SUPPLIED DATA:
────────────────

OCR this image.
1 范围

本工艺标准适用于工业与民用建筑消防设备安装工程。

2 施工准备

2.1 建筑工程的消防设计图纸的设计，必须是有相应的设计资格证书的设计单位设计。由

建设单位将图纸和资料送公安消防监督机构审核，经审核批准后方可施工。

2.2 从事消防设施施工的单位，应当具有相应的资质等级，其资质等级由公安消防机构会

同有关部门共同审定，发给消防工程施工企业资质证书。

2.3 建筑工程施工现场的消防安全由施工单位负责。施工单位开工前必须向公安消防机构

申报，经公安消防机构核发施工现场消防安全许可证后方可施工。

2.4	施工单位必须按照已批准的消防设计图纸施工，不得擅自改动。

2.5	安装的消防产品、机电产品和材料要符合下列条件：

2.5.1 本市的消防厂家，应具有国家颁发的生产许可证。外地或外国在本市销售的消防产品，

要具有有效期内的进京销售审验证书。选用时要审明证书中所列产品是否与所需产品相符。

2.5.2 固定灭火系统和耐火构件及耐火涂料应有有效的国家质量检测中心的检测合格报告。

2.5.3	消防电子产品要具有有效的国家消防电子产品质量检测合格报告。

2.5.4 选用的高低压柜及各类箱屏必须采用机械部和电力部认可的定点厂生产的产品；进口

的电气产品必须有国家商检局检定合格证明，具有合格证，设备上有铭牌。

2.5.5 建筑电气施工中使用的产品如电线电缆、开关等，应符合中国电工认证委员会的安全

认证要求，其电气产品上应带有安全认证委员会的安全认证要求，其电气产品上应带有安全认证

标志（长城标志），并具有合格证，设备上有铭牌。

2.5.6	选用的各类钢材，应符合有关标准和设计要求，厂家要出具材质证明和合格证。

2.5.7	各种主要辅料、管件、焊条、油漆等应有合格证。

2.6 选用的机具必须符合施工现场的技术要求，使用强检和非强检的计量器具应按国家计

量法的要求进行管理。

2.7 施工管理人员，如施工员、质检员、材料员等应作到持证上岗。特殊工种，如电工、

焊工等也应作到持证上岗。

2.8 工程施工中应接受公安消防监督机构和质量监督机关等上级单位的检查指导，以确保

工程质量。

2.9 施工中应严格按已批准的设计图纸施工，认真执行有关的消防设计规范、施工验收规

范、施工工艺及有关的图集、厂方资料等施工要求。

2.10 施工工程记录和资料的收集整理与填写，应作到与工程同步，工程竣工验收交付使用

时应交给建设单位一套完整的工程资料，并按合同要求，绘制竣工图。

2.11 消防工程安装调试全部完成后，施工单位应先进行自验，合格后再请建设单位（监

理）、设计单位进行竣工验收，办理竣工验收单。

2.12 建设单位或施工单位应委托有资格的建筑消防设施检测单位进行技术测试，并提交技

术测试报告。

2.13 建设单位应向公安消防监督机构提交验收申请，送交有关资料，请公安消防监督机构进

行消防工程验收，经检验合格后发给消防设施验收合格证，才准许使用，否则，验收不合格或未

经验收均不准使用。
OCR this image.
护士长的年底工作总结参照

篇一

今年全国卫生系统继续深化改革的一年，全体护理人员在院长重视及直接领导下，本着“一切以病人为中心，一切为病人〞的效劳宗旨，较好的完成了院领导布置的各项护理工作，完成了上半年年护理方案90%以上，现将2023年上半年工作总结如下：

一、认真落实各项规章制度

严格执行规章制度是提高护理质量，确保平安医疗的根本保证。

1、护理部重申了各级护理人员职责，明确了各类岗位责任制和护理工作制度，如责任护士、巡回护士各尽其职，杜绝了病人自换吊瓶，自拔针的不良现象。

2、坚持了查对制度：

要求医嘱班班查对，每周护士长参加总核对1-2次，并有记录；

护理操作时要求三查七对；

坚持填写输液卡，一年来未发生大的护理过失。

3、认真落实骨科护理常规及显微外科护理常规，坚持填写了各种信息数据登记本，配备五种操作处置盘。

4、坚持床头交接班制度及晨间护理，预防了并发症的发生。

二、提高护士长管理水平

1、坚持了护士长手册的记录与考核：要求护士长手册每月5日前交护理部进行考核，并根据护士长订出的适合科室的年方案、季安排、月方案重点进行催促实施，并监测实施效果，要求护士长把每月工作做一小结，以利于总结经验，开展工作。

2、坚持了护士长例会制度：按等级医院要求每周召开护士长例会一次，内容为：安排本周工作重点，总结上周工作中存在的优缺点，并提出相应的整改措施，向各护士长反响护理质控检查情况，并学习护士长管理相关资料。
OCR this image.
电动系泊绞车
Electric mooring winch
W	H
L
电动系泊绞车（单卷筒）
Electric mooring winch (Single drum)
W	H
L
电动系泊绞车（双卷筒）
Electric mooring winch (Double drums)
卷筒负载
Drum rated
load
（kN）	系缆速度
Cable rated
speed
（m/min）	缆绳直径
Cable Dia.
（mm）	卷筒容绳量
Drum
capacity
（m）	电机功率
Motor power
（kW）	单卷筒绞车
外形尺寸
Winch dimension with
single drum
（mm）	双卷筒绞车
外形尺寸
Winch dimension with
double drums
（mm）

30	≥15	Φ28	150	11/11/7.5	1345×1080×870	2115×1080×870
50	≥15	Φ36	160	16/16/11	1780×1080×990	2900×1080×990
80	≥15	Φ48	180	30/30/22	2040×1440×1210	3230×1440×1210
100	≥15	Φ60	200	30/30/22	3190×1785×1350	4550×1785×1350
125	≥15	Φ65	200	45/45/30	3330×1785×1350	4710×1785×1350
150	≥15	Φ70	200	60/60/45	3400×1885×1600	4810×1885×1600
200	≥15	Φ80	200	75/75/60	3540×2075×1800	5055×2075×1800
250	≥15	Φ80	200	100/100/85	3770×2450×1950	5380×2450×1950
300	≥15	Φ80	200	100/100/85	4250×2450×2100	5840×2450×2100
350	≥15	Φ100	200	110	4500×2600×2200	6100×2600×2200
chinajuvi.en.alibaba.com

────────────────

Please output the complete data exactly.

OCR this image.
1 范围

本工艺标准适用于工业与民用建筑消防设备安装工程。

2 施工准备

2.1 建筑工程的消防设计图纸的设计，必须是有相应的设计资格证书的设计单位设计。由

建设单位将图纸和资料送公安消防监督机构审核，经审核批准后方可施工。

2.2 从事消防设施施工的单位，应当具有相应的资质等级，其资质等级由公安消防机构会

同有关部门共同审定，发给消防工程施工企业资质证书。

2.3 建筑工程施工现场的消防安全由施工单位负责。施工单位开工前必须向公安消防机构

申报，经公安消防机构核发施工现场消防安全许可证后方可施工。

2.4	施工单位必须按照已批准的消防设计图纸施工，不得擅自改动。

2.5	安装的消防产品、机电产品和材料要符合下列条件：

2.5.1 本市的消防厂家，应具有国家颁发的生产许可证。外地或外国在本市销售的消防产品，

要具有有效期内的进京销售审验证书。选用时要审明证书中所列产品是否与所需产品相符。

2.5.2 固定灭火系统和耐火构件及耐火涂料应有有效的国家质量检测中心的检测合格报告。

2.5.3	消防电子产品要具有有效的国家消防电子产品质量检测合格报告。

2.5.4 选用的高低压柜及各类箱屏必须采用机械部和电力部认可的定点厂生产的产品；进口

的电气产品必须有国家商检局检定合格证明，具有合格证，设备上有铭牌。

2.5.5 建筑电气施工中使用的产品如电线电缆、开关等，应符合中国电工认证委员会的安全

认证要求，其电气产品上应带有安全认证委员会的安全认证要求，其电气产品上应带有安全认证

标志（长城标志），并具有合格证，设备上有铭牌。

2.5.6	选用的各类钢材，应符合有关标准和设计要求，厂家要出具材质证明和合格证。

2.5.7	各种主要辅料、管件、焊条、油漆等应有合格证。

2.6 选用的机具必须符合施工现场的技术要求，使用强检和非强检的计量器具应按国家计

量法的要求进行管理。

2.7 施工管理人员，如施工员、质检员、材料员等应作到持证上岗。特殊工种，如电工、

焊工等也应作到持证上岗。

2.8 工程施工中应接受公安消防监督机构和质量监督机关等上级单位的检查指导，以确保

工程质量。

2.9 施工中应严格按已批准的设计图纸施工，认真执行有关的消防设计规范、施工验收规

范、施工工艺及有关的图集、厂方资料等施工要求。

2.10 施工工程记录和资料的收集整理与填写，应作到与工程同步，工程竣工验收交付使用

时应交给建设单位一套完整的工程资料，并按合同要求，绘制竣工图。

2.11 消防工程安装调试全部完成后，施工单位应先进行自验，合格后再请建设单位（监

理）、设计单位进行竣工验收，办理竣工验收单。

2.12 建设单位或施工单位应委托有资格的建筑消防设施检测单位进行技术测试，并提交技

术测试报告。

2.13 建设单位应向公安消防监督机构提交验收申请，送交有关资料，请公安消防监督机构进

行消防工程验收，经检验合格后发给消防设施验收合格证，才准许使用，否则，验收不合格或未

经验收均不准使用。
OCR this image.
护士长的年底工作总结参照

篇一

今年全国卫生系统继续深化改革的一年，全体护理人员在院长重视及直接领导下，本着“一切以病人为中心，一切为病人〞的效劳宗旨，较好的完成了院领导布置的各项护理工作，完成了上半年年护理方案90%以上，现将2023年上半年工作总结如下：

一、认真落实各项规章制度

严格执行规章制度是提高护理质量，确保平安医疗的根本保证。

1、护理部重申了各级护理人员职责，明确了各类岗位责任制和护理工作制度，如责任护士、巡回护士各尽其职，杜绝了病人自换吊瓶，自拔针的不良现象。

2、坚持了查对制度：

要求医嘱班班查对，每周护士长参加总核对1-2次，并有记录；

护理操作时要求三查七对；

坚持填写输液卡，一年来未发生大的护理过失。

3、认真落实骨科护理常规及显微外科护理常规，坚持填写了各种信息数据登记本，配备五种操作处置盘。

4、坚持床头交接班制度及晨间护理，预防了并发症的发生。

二、提高护士长管理水平

1、坚持了护士长手册的记录与考核：要求护士长手册每月5日前交护理部进行考核，并根据护士长订出的适合科室的年方案、季安排、月方案重点进行催促实施，并监测实施效果，要求护士长把每月工作做一小结，以利于总结经验，开展工作。

2、坚持了护士长例会制度：按等级医院要求每周召开护士长例会一次，内容为：安排本周工作重点，总结上周工作中存在的优缺点，并提出相应的整改措施，向各护士长反响护理质控检查情况，并学习护士长管理相关资料。
OCR this image.
电动系泊绞车
Electric mooring winch
W	H
L
电动系泊绞车（单卷筒）
Electric mooring winch (Single drum)
W	H
L
电动系泊绞车（双卷筒）
Electric mooring winch (Double drums)
卷筒负载
Drum rated
load
（kN）	系缆速度
Cable rated
speed
（m/min）	缆绳直径
Cable Dia.
（mm）	卷筒容绳量
Drum
capacity
（m）	电机功率
Motor power
（kW）	单卷筒绞车
外形尺寸
Winch dimension with
single drum
（mm）	双卷筒绞车
外形尺寸
Winch dimension with
double drums
（mm）

30	≥15	Φ28	150	11/11/7.5	1345×1080×870	2115×1080×870
50	≥15	Φ36	160	16/16/11	1780×1080×990	2900×1080×990
80	≥15	Φ48	180	30/30/22	2040×1440×1210	3230×1440×1210
100	≥15	Φ60	200	30/30/22	3190×1785×1350	4550×1785×1350
125	≥15	Φ65	200	45/45/30	3330×1785×1350	4710×1785×1350
150	≥15	Φ70	200	60/60/45	3400×1885×1600	4810×1885×1600
200	≥15	Φ80	200	75/75/60	3540×2075×1800	5055×2075×1800
250	≥15	Φ80	200	100/100/85	3770×2450×1950	5380×2450×1950
300	≥15	Φ80	200	100/100/85	4250×2450×2100	5840×2450×2100
350	≥15	Φ100	200	110	4500×2600×2200	6100×2600×2200
chinajuvi.en.alibaba.com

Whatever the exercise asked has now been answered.